• STATED TASK
Scan the listing and work out how many lines contain the word "screenshot". Nothing but the number should be given.

Dataset rows:
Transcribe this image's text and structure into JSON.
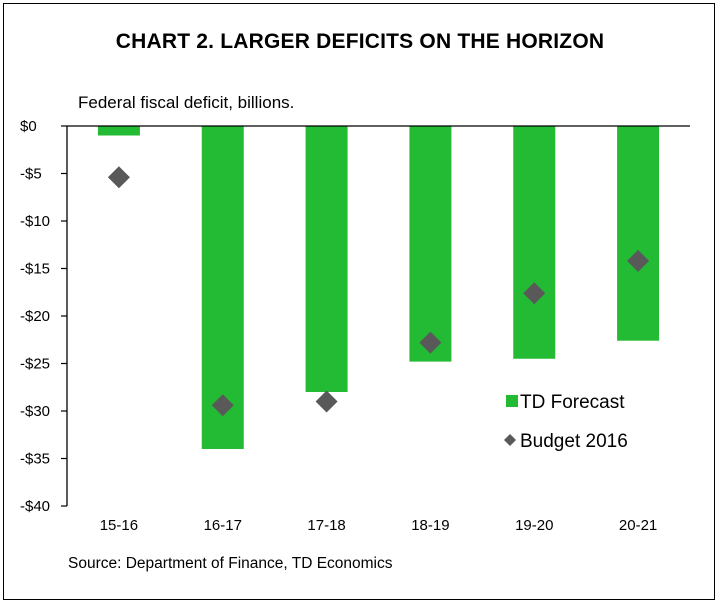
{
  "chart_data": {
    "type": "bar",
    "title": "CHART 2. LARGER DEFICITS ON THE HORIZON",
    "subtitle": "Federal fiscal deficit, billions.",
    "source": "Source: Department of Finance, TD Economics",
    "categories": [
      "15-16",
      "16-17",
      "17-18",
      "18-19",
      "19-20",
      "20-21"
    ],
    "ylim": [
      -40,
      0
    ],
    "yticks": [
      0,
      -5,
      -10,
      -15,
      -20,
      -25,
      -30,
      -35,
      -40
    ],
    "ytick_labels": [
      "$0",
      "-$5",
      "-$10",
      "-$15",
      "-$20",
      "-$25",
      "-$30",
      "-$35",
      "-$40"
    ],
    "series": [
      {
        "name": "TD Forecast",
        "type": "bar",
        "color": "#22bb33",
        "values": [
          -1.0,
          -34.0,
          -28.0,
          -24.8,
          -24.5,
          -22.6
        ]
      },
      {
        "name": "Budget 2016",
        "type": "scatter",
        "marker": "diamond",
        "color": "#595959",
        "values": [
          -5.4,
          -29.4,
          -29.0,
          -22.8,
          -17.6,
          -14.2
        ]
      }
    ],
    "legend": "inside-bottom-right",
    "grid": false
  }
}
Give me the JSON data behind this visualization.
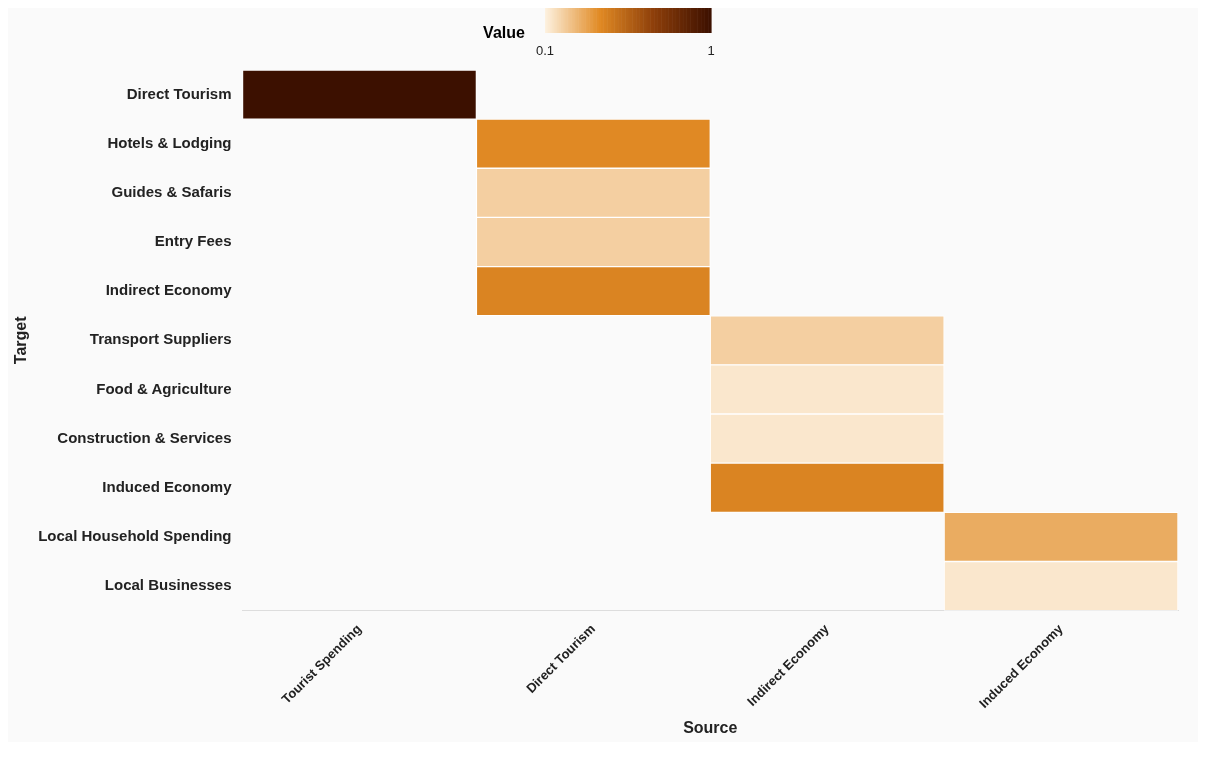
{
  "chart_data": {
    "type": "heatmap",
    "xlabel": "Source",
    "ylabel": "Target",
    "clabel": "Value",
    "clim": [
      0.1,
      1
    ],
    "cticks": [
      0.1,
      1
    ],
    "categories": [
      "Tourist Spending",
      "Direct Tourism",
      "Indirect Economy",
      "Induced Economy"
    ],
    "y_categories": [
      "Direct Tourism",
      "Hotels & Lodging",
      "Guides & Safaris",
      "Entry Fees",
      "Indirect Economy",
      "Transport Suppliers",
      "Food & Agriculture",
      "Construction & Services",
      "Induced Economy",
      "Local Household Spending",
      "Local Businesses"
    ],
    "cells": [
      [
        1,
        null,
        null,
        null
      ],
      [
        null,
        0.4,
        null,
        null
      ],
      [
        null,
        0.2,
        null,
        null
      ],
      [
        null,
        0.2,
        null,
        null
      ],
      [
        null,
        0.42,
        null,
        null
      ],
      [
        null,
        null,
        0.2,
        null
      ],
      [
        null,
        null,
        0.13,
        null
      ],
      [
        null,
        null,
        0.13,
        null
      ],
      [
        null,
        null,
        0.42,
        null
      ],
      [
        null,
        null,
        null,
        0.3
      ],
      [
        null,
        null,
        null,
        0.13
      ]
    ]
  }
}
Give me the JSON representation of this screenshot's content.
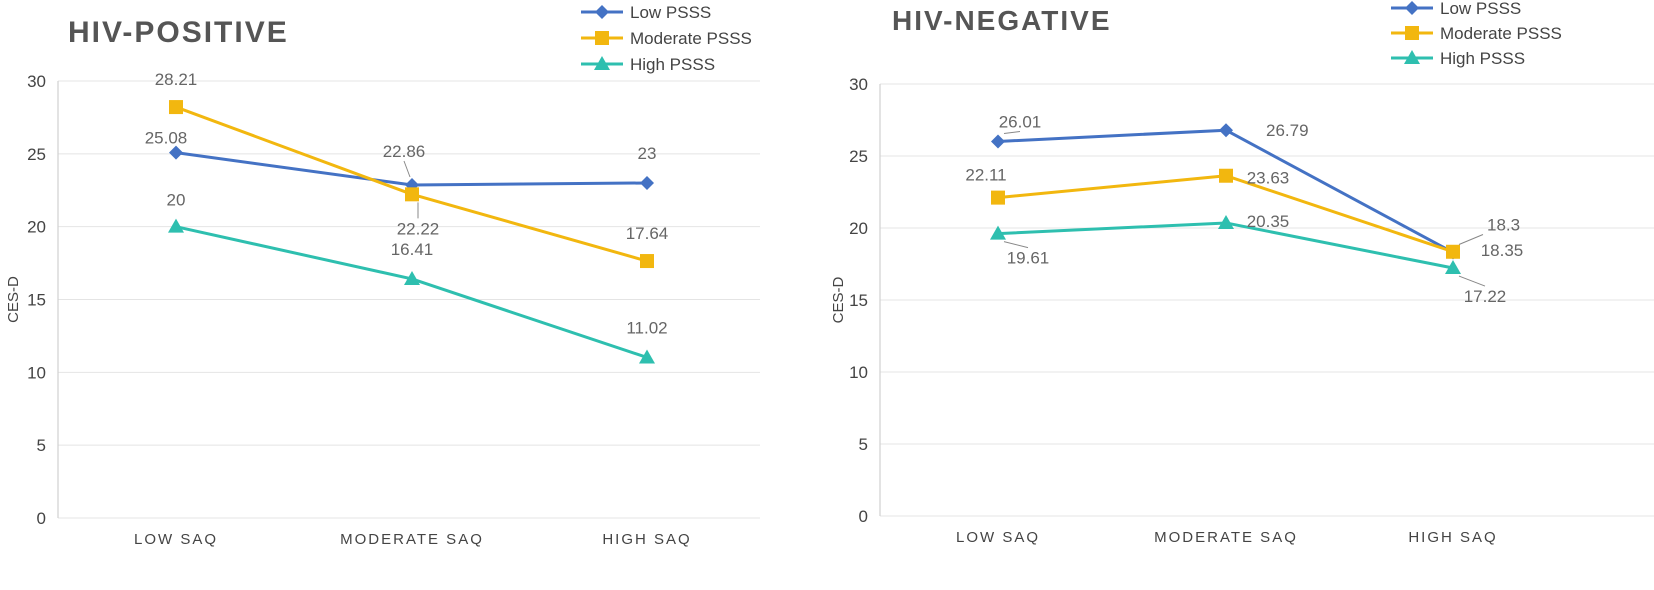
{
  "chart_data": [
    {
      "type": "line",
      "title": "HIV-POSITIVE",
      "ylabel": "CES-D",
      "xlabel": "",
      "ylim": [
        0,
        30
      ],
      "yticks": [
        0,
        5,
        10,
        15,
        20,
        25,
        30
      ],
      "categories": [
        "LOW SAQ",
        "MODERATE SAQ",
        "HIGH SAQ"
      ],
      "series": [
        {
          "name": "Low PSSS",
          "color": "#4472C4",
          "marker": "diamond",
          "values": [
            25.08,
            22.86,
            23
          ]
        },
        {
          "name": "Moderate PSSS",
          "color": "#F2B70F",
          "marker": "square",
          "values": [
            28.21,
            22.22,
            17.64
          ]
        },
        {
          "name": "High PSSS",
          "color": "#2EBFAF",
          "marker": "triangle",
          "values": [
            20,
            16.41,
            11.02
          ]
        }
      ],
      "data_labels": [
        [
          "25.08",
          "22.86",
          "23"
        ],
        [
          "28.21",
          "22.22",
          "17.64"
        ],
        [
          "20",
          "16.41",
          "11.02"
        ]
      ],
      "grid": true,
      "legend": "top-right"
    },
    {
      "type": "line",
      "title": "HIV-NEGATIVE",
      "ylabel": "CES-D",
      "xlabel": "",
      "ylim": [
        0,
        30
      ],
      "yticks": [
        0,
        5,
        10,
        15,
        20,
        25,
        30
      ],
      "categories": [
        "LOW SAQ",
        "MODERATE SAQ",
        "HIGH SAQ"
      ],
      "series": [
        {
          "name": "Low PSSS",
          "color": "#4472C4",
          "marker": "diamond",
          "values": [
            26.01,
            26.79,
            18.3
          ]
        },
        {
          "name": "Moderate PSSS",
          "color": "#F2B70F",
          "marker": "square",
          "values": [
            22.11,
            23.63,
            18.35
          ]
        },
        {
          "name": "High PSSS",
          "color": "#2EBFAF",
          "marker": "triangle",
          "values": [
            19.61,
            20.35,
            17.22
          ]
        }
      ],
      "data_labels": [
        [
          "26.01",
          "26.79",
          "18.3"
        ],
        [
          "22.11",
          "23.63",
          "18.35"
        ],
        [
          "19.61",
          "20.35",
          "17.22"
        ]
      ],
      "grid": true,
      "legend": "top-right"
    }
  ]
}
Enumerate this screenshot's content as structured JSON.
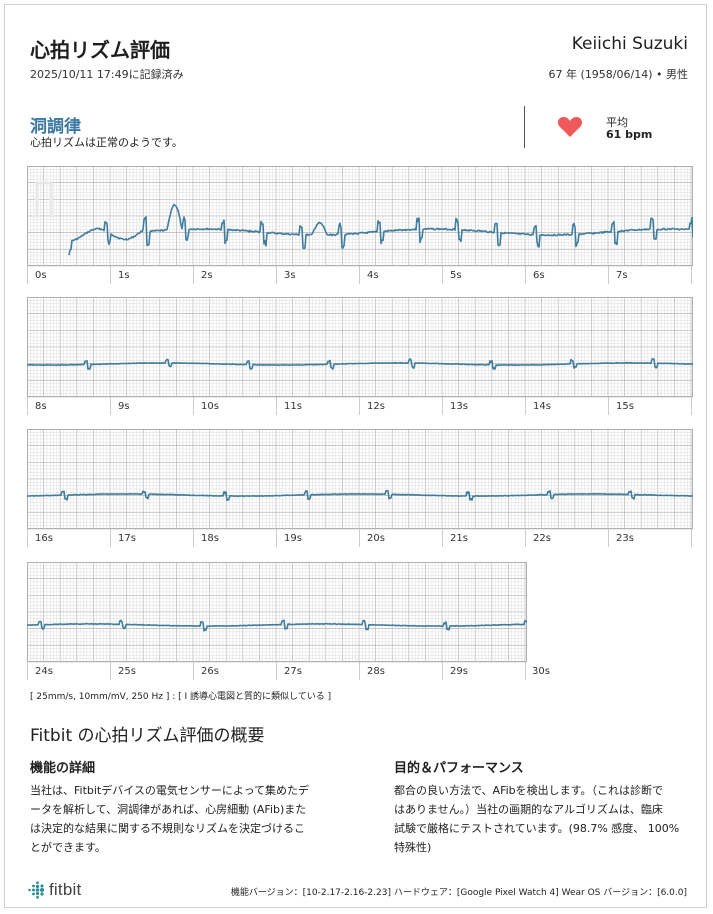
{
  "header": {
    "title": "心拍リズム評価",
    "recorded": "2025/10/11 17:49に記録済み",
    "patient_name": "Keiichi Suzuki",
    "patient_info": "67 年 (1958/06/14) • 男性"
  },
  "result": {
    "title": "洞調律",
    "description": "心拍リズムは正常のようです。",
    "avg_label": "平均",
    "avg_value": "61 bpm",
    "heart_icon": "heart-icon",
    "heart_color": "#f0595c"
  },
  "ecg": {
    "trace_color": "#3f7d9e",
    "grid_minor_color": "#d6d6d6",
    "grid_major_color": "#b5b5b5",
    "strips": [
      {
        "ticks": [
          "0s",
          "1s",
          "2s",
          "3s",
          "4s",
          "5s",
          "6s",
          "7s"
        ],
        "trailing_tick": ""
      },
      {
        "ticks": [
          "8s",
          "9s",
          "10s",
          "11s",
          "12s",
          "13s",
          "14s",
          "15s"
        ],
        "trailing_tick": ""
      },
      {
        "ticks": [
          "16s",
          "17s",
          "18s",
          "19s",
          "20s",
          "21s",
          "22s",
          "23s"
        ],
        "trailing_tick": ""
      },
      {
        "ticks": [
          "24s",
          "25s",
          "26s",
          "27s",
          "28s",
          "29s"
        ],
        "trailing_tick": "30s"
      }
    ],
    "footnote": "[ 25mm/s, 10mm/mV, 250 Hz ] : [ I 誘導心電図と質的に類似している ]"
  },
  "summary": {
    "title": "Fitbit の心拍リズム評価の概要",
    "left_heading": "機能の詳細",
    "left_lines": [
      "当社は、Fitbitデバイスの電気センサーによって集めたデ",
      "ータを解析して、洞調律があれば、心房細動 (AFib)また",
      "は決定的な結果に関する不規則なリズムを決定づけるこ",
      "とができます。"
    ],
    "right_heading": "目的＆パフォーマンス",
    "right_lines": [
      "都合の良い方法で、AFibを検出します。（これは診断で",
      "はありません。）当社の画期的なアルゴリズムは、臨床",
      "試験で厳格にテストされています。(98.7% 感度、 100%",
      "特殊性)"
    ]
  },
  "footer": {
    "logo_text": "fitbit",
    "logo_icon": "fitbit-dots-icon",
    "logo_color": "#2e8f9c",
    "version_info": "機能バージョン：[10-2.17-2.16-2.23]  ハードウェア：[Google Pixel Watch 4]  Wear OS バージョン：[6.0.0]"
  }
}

• SOLUTION
2